(Data excerpts)
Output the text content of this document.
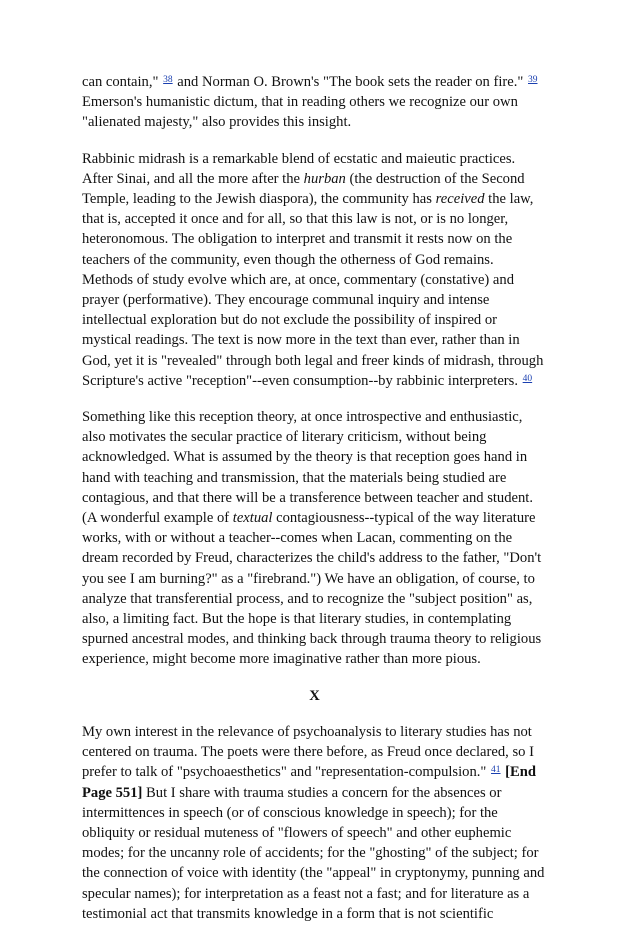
can contain," $^{38}$ and Norman O. Brown's "The book sets the reader on fire." $^{39}$ Emerson's humanistic dictum, that in reading others we recognize our own "alienated majesty," also provides this insight.

Rabbinic midrash is a remarkable blend of ecstatic and maieutic practices. After Sinai, and all the more after the hurban (the destruction of the Second Temple, leading to the Jewish diaspora), the community has received the law, that is, accepted it once and for all, so that this law is not, or is no longer, heteronomous. The obligation to interpret and transmit it rests now on the teachers of the community, even though the otherness of God remains. Methods of study evolve which are, at once, commentary (constative) and prayer (performative). They encourage communal inquiry and intense intellectual exploration but do not exclude the possibility of inspired or mystical readings. The text is now more in the text than ever, rather than in God, yet it is "revealed" through both legal and freer kinds of midrash, through Scripture's active "reception"--even consumption--by rabbinic interpreters. $^{40}$

Something like this reception theory, at once introspective and enthusiastic, also motivates the secular practice of literary criticism, without being acknowledged. What is assumed by the theory is that reception goes hand in hand with teaching and transmission, that the materials being studied are contagious, and that there will be a transference between teacher and student. (A wonderful example of textual contagiousness--typical of the way literature works, with or without a teacher--comes when Lacan, commenting on the dream recorded by Freud, characterizes the child's address to the father, "Don't you see I am burning?" as a "firebrand.") We have an obligation, of course, to analyze that transferential process, and to recognize the "subject position" as, also, a limiting fact. But the hope is that literary studies, in contemplating spurned ancestral modes, and thinking back through trauma theory to religious experience, might become more imaginative rather than more pious.

X

My own interest in the relevance of psychoanalysis to literary studies has not centered on trauma. The poets were there before, as Freud once declared, so I prefer to talk of "psychoaesthetics" and "representation-compulsion." $^{41}$ [End Page 551] But I share with trauma studies a concern for the absences or intermittences in speech (or of conscious knowledge in speech); for the obliquity or residual muteness of "flowers of speech" and other euphemic modes; for the uncanny role of accidents; for the "ghosting" of the subject; for the connection of voice with identity (the "appeal" in cryptonymy, punning and specular names); for interpretation as a feast not a fast; and for literature as a testimonial act that transmits knowledge in a form that is not scientific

WHAT NEEDS TO BE DONE: Find each line holding "Freud". Copy it out.

ANSWER TO THE TASK:
Something like this reception theory, at once introspective and enthusiastic, also motivates the secular practice of literary criticism, without being acknowledged. What is assumed by the theory is that reception goes hand in hand with teaching and transmission, that the materials being studied are contagious, and that there will be a transference between teacher and student. (A wonderful example of textual contagiousness--typical of the way literature works, with or without a teacher--comes when Lacan, commenting on the dream recorded by Freud, characterizes the child's address to the father, "Don't you see I am burning?" as a "firebrand.") We have an obligation, of course, to analyze that transferential process, and to recognize the "subject position" as, also, a limiting fact. But the hope is that literary studies, in contemplating spurned ancestral modes, and thinking back through trauma theory to religious experience, might become more imaginative rather than more pious.
My own interest in the relevance of psychoanalysis to literary studies has not centered on trauma. The poets were there before, as Freud once declared, so I prefer to talk of "psychoaesthetics" and "representation-compulsion." $^{41}$ [End Page 551] But I share with trauma studies a concern for the absences or intermittences in speech (or of conscious knowledge in speech); for the obliquity or residual muteness of "flowers of speech" and other euphemic modes; for the uncanny role of accidents; for the "ghosting" of the subject; for the connection of voice with identity (the "appeal" in cryptonymy, punning and specular names); for interpretation as a feast not a fast; and for literature as a testimonial act that transmits knowledge in a form that is not scientific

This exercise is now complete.